(Collected data)
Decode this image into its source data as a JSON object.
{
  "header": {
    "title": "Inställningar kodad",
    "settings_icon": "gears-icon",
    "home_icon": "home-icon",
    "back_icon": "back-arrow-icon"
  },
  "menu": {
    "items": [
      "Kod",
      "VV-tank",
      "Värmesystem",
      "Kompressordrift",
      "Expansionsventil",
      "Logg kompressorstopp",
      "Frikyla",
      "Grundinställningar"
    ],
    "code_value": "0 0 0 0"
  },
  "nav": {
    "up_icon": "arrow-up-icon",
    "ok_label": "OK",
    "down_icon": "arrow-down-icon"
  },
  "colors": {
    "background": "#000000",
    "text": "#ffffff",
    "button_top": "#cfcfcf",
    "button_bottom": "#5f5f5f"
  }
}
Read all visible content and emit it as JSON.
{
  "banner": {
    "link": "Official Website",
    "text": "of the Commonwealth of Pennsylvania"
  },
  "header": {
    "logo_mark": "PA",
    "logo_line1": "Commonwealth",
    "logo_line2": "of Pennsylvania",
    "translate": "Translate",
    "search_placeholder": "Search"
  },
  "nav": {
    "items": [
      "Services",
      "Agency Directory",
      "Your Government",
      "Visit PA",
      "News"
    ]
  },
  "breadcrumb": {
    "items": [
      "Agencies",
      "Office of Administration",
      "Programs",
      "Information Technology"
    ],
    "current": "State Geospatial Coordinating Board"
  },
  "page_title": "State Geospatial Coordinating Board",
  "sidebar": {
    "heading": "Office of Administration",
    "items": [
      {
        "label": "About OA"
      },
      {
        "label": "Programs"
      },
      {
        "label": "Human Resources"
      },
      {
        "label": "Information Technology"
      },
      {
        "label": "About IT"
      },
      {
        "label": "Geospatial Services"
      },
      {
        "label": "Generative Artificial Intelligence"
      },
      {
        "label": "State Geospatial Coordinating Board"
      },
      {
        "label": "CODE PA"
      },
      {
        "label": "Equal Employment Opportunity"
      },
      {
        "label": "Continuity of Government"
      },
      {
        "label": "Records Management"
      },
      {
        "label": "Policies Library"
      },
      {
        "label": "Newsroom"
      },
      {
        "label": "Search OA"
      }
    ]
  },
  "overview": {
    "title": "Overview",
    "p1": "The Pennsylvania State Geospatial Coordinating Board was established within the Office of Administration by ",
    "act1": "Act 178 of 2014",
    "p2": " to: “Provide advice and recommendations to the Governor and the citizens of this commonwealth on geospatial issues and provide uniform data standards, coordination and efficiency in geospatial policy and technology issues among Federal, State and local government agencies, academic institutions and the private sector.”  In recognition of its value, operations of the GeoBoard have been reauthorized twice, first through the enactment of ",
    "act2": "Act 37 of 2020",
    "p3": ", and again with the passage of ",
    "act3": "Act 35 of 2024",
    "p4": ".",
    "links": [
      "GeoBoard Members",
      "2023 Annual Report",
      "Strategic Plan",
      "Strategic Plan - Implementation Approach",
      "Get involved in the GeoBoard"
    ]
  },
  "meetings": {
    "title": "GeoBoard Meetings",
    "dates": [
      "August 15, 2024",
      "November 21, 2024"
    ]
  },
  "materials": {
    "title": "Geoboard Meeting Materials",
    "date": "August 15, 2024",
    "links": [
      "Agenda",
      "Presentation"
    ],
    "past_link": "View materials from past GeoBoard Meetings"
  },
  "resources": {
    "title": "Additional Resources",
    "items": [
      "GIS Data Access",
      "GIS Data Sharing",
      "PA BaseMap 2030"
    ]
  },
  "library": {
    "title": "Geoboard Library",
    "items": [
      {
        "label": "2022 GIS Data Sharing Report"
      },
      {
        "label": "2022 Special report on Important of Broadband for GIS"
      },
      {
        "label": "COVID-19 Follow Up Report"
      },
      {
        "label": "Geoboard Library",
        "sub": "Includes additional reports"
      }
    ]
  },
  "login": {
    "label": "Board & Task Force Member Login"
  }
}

...

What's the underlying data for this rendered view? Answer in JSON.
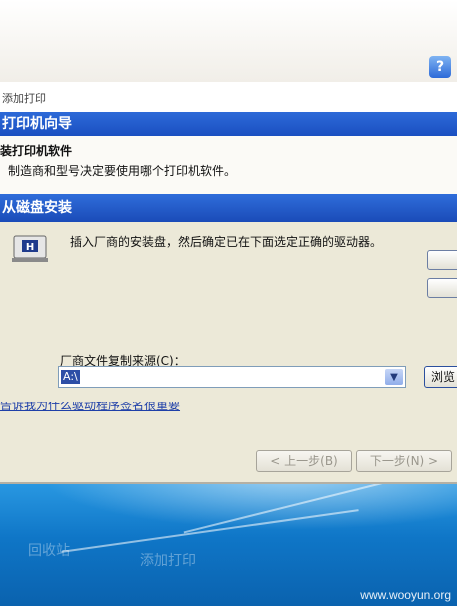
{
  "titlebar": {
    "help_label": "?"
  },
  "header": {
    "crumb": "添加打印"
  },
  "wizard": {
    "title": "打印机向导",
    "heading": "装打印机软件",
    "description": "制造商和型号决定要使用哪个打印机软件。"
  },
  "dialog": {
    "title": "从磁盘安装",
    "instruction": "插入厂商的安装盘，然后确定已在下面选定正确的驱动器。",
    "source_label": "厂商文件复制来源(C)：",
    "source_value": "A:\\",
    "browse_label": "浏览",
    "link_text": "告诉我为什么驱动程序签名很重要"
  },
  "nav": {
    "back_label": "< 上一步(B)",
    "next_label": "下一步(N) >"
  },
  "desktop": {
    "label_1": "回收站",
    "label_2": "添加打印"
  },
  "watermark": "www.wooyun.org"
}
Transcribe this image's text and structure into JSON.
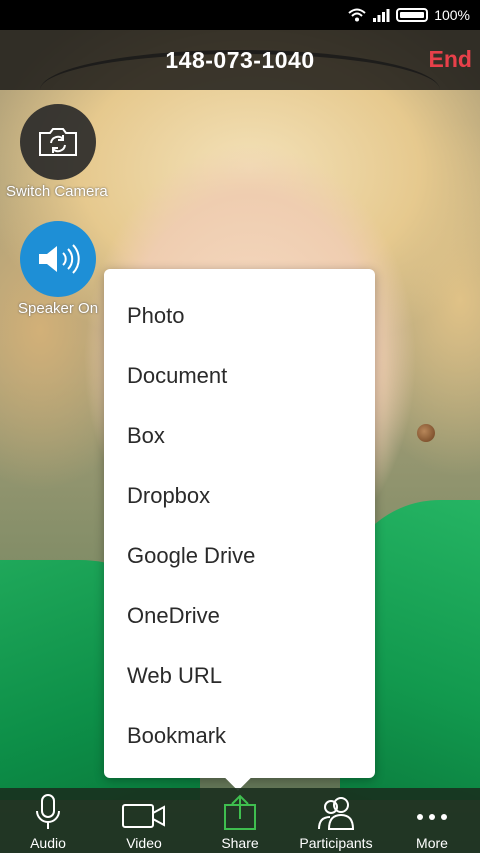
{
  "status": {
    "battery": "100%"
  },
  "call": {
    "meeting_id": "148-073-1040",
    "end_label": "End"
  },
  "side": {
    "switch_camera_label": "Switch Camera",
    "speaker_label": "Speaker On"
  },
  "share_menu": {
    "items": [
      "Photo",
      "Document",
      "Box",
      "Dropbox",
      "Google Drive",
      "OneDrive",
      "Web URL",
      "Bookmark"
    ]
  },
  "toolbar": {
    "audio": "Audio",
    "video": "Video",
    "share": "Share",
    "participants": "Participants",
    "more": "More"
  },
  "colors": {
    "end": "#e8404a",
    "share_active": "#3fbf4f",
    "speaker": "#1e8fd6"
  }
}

--

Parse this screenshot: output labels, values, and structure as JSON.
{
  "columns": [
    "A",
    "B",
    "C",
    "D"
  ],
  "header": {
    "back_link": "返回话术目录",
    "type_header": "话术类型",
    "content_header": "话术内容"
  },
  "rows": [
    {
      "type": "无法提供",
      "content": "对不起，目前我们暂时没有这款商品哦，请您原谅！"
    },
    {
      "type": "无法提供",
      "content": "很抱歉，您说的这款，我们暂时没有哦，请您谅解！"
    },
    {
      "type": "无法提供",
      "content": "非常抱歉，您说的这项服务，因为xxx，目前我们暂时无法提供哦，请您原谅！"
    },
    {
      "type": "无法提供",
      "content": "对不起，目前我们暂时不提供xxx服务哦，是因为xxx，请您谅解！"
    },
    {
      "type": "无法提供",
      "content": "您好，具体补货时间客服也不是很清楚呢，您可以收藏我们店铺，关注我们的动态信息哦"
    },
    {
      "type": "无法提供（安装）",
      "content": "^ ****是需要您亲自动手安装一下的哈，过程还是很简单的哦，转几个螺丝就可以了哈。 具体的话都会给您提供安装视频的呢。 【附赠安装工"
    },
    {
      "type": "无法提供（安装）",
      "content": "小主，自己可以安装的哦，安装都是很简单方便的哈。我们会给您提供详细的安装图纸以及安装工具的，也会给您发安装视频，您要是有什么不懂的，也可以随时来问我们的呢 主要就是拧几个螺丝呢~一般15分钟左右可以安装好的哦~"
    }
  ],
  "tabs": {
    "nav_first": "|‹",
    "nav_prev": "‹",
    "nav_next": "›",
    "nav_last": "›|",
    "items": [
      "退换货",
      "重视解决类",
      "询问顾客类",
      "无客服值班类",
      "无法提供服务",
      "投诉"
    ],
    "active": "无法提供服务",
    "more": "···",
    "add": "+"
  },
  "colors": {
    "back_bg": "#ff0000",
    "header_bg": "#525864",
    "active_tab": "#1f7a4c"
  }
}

-- INSTRUCTION --
Within the listing above, copy each line that has the string "JSON".

-- COMPLETED EXERCISE --
Decode this image into its source data as a JSON object.
Read all visible content and emit it as JSON.
What's the underlying data for this rendered view? Answer in JSON.
Transcribe this image's text and structure into JSON.
Parse this screenshot: output labels, values, and structure as JSON.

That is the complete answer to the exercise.